**Directions**: Repeat the data word for word. Do not include the pictures.

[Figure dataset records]
#####

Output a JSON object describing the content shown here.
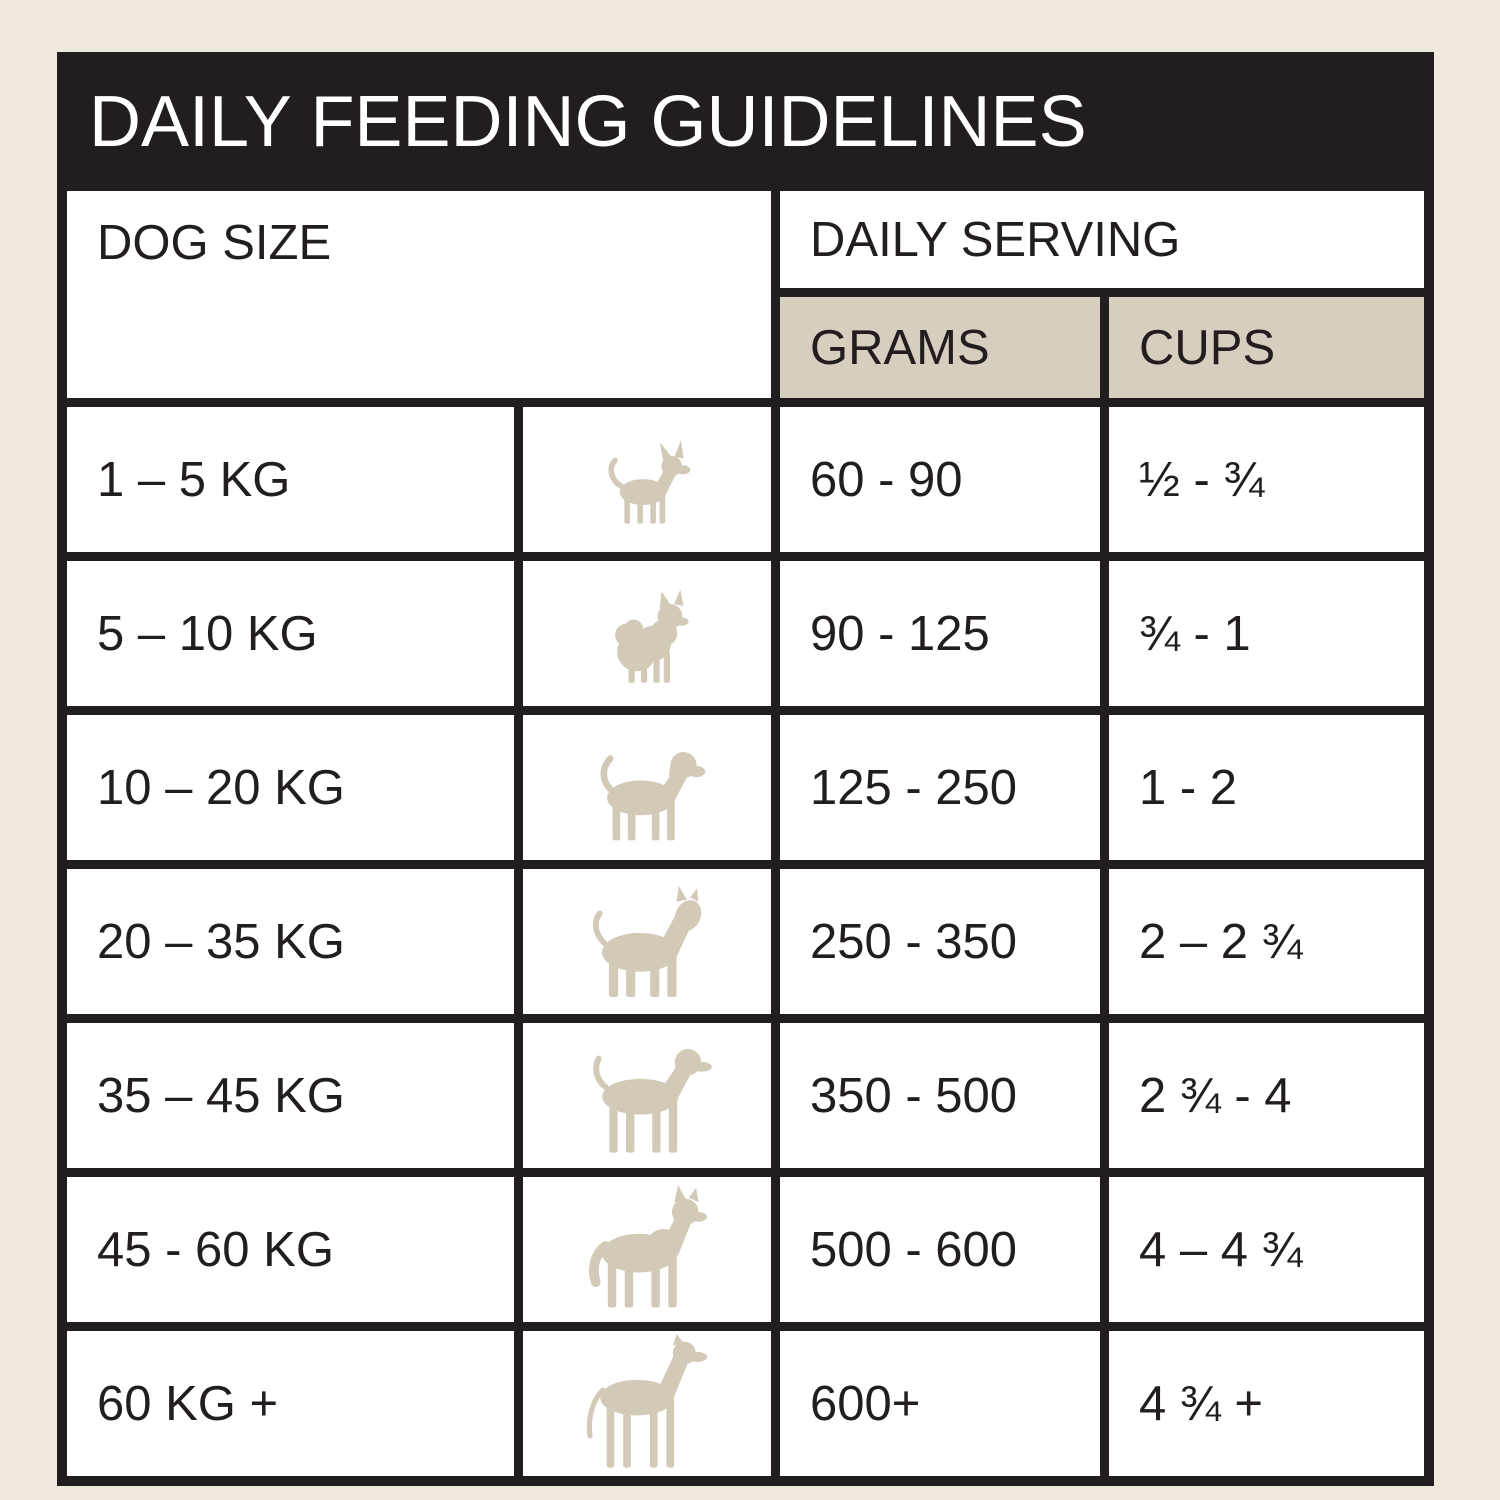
{
  "title": "DAILY FEEDING GUIDELINES",
  "columns": {
    "dog_size": "DOG SIZE",
    "daily_serving": "DAILY SERVING",
    "grams": "GRAMS",
    "cups": "CUPS"
  },
  "table": {
    "rows": [
      {
        "size": "1 – 5 KG",
        "icon": "chihuahua-dog-icon",
        "grams": "60 - 90",
        "cups": "½ - ¾"
      },
      {
        "size": "5 – 10 KG",
        "icon": "pomeranian-dog-icon",
        "grams": "90 - 125",
        "cups": "¾ - 1"
      },
      {
        "size": "10 – 20 KG",
        "icon": "beagle-dog-icon",
        "grams": "125 - 250",
        "cups": "1 - 2"
      },
      {
        "size": "20 – 35 KG",
        "icon": "bull-terrier-dog-icon",
        "grams": "250 - 350",
        "cups": "2 – 2 ¾"
      },
      {
        "size": "35 – 45 KG",
        "icon": "pointer-dog-icon",
        "grams": "350 - 500",
        "cups": "2 ¾ - 4"
      },
      {
        "size": "45 - 60 KG",
        "icon": "husky-dog-icon",
        "grams": "500 - 600",
        "cups": "4 – 4 ¾"
      },
      {
        "size": "60 KG +",
        "icon": "great-dane-dog-icon",
        "grams": "600+",
        "cups": "4 ¾ +"
      }
    ]
  },
  "colors": {
    "background": "#f0e9dd",
    "black": "#221e1f",
    "tan_header": "#d6cfc0",
    "dog_silhouette": "#d2cab7",
    "cell_white": "#ffffff",
    "title_text": "#ffffff"
  }
}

#####

**The solution**:
Output a JSON object describing the content shown here.
{
  "title": "DAILY FEEDING GUIDELINES",
  "columns": {
    "dog_size": "DOG SIZE",
    "daily_serving": "DAILY SERVING",
    "grams": "GRAMS",
    "cups": "CUPS"
  },
  "table": {
    "rows": [
      {
        "size": "1 – 5 KG",
        "icon": "chihuahua-dog-icon",
        "grams": "60 - 90",
        "cups": "½ - ¾"
      },
      {
        "size": "5 – 10 KG",
        "icon": "pomeranian-dog-icon",
        "grams": "90 - 125",
        "cups": "¾ - 1"
      },
      {
        "size": "10 – 20 KG",
        "icon": "beagle-dog-icon",
        "grams": "125 - 250",
        "cups": "1 - 2"
      },
      {
        "size": "20 – 35 KG",
        "icon": "bull-terrier-dog-icon",
        "grams": "250 - 350",
        "cups": "2 – 2 ¾"
      },
      {
        "size": "35 – 45 KG",
        "icon": "pointer-dog-icon",
        "grams": "350 - 500",
        "cups": "2 ¾ - 4"
      },
      {
        "size": "45 - 60 KG",
        "icon": "husky-dog-icon",
        "grams": "500 - 600",
        "cups": "4 – 4 ¾"
      },
      {
        "size": "60 KG +",
        "icon": "great-dane-dog-icon",
        "grams": "600+",
        "cups": "4 ¾ +"
      }
    ]
  },
  "colors": {
    "background": "#f0e9dd",
    "black": "#221e1f",
    "tan_header": "#d6cfc0",
    "dog_silhouette": "#d2cab7",
    "cell_white": "#ffffff",
    "title_text": "#ffffff"
  }
}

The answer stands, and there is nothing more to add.